# start of LISTING

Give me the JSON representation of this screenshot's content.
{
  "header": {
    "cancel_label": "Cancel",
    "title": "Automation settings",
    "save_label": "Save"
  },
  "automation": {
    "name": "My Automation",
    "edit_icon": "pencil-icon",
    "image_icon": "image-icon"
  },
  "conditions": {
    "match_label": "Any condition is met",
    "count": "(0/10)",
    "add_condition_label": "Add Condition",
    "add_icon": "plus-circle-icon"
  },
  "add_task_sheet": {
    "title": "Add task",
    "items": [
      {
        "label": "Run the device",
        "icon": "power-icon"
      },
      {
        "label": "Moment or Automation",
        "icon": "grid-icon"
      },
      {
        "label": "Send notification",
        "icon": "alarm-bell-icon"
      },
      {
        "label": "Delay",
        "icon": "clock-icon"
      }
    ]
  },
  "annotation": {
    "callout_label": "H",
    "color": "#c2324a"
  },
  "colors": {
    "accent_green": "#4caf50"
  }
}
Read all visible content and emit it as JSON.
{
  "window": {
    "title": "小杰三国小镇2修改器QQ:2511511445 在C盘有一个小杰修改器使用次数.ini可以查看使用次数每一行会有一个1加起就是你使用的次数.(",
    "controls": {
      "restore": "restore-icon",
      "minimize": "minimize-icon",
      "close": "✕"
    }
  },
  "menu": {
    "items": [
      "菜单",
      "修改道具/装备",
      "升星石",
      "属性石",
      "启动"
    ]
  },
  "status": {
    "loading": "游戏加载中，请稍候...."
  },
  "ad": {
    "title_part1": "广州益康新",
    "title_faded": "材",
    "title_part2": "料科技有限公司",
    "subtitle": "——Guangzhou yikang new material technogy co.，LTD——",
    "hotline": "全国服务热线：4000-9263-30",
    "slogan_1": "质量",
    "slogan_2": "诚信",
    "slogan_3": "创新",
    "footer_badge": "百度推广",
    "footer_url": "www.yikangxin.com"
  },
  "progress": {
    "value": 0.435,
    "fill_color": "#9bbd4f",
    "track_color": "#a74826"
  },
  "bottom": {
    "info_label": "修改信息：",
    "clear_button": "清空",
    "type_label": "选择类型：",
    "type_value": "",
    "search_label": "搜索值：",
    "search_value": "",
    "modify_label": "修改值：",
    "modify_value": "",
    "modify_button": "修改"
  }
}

# end of LISTING

▸ **STATED PROBLEM**: Repeat only the stretch of lines starting at the one containing "Read all visible content and emit it as JSON." and running to the final line of the entries above.

▸ **ANSWER FOR THIS EXERCISE**:
Read all visible content and emit it as JSON.
{
  "window": {
    "title": "小杰三国小镇2修改器QQ:2511511445 在C盘有一个小杰修改器使用次数.ini可以查看使用次数每一行会有一个1加起就是你使用的次数.(",
    "controls": {
      "restore": "restore-icon",
      "minimize": "minimize-icon",
      "close": "✕"
    }
  },
  "menu": {
    "items": [
      "菜单",
      "修改道具/装备",
      "升星石",
      "属性石",
      "启动"
    ]
  },
  "status": {
    "loading": "游戏加载中，请稍候...."
  },
  "ad": {
    "title_part1": "广州益康新",
    "title_faded": "材",
    "title_part2": "料科技有限公司",
    "subtitle": "——Guangzhou yikang new material technogy co.，LTD——",
    "hotline": "全国服务热线：4000-9263-30",
    "slogan_1": "质量",
    "slogan_2": "诚信",
    "slogan_3": "创新",
    "footer_badge": "百度推广",
    "footer_url": "www.yikangxin.com"
  },
  "progress": {
    "value": 0.435,
    "fill_color": "#9bbd4f",
    "track_color": "#a74826"
  },
  "bottom": {
    "info_label": "修改信息：",
    "clear_button": "清空",
    "type_label": "选择类型：",
    "type_value": "",
    "search_label": "搜索值：",
    "search_value": "",
    "modify_label": "修改值：",
    "modify_value": "",
    "modify_button": "修改"
  }
}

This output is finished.